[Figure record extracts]
━━━━

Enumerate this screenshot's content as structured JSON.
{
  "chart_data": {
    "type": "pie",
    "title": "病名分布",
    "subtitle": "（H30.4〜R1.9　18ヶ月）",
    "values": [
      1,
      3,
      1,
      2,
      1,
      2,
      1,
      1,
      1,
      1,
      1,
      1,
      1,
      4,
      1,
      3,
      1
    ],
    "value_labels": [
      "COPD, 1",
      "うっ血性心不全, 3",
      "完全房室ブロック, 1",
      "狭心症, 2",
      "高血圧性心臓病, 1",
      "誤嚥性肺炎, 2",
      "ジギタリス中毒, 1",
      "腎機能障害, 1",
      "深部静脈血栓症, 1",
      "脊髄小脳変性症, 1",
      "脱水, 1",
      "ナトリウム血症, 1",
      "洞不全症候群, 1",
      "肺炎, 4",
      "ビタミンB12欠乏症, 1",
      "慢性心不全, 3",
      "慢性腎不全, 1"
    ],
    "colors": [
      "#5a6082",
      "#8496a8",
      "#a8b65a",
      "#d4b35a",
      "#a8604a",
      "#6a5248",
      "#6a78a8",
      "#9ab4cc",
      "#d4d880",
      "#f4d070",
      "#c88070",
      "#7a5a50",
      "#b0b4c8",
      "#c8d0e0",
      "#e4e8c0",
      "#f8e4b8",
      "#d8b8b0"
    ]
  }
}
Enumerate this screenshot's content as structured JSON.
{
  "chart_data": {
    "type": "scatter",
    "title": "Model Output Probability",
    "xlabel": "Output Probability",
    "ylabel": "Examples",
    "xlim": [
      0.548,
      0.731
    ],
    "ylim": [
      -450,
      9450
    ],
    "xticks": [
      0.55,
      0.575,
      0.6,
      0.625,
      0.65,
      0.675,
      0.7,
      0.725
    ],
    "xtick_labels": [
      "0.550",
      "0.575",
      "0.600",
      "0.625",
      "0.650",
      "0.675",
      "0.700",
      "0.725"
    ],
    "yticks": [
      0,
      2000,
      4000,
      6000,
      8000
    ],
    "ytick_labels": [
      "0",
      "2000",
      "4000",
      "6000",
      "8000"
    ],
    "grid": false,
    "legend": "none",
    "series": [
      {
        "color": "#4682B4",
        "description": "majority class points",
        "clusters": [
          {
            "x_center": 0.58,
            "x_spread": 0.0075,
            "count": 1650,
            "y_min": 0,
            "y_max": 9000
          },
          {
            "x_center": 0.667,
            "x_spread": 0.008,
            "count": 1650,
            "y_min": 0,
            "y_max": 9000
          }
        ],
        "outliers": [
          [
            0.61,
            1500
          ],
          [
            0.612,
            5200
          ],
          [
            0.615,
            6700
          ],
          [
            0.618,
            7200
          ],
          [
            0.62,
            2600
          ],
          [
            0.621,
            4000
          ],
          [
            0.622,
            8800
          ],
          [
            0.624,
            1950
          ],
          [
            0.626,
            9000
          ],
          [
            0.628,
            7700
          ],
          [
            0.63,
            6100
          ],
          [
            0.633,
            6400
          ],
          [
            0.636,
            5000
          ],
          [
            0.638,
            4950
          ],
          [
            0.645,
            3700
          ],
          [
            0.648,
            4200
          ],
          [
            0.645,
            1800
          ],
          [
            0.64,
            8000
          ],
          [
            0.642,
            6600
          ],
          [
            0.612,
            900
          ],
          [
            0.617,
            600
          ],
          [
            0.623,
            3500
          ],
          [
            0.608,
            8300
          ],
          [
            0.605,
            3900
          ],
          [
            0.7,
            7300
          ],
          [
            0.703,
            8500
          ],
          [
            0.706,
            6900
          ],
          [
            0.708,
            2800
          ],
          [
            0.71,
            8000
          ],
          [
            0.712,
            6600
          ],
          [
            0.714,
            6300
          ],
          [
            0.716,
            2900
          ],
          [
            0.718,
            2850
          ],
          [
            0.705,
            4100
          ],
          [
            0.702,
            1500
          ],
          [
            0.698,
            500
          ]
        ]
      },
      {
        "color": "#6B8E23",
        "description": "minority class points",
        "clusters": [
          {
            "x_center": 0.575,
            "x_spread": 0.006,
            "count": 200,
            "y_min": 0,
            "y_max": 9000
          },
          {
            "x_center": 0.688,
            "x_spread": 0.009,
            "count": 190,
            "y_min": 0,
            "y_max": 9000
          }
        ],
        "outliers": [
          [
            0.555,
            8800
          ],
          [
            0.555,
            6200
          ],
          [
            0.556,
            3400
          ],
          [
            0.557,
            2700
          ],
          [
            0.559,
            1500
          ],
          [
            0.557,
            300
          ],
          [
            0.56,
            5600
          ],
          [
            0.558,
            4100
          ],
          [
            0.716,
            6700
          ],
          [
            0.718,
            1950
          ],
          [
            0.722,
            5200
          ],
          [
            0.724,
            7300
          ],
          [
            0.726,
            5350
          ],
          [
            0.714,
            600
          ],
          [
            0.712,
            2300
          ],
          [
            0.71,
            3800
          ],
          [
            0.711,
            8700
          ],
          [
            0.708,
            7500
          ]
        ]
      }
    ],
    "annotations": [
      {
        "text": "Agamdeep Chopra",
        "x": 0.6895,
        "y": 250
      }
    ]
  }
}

━━━━

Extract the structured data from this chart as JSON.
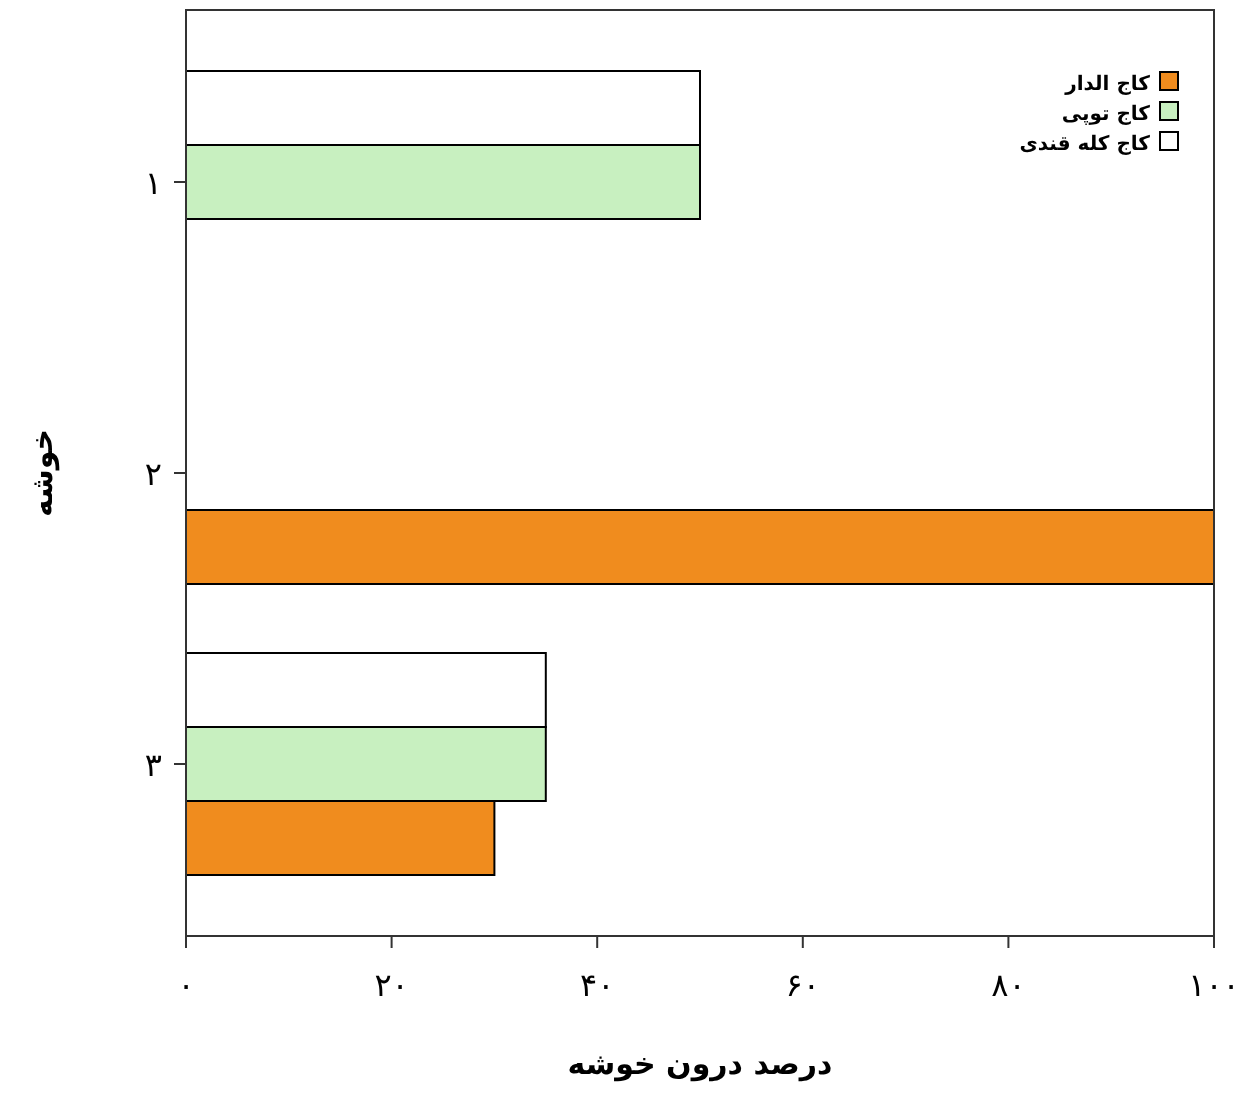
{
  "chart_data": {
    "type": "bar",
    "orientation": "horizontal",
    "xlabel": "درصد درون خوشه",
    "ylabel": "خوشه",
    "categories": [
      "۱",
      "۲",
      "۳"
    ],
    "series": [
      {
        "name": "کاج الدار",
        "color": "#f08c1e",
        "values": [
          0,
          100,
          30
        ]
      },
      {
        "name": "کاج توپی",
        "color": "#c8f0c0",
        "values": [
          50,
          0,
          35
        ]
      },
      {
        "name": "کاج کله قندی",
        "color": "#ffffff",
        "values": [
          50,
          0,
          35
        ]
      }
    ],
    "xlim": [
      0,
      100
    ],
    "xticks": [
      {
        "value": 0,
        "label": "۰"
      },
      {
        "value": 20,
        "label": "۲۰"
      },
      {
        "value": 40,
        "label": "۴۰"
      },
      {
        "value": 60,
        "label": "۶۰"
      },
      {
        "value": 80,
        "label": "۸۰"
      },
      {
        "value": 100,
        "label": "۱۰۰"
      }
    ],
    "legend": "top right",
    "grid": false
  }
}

━━━━

▶ _Short exercise_
In the records above, how many lines contain the word "class"? Give the number alone.

▶ _Task response_
2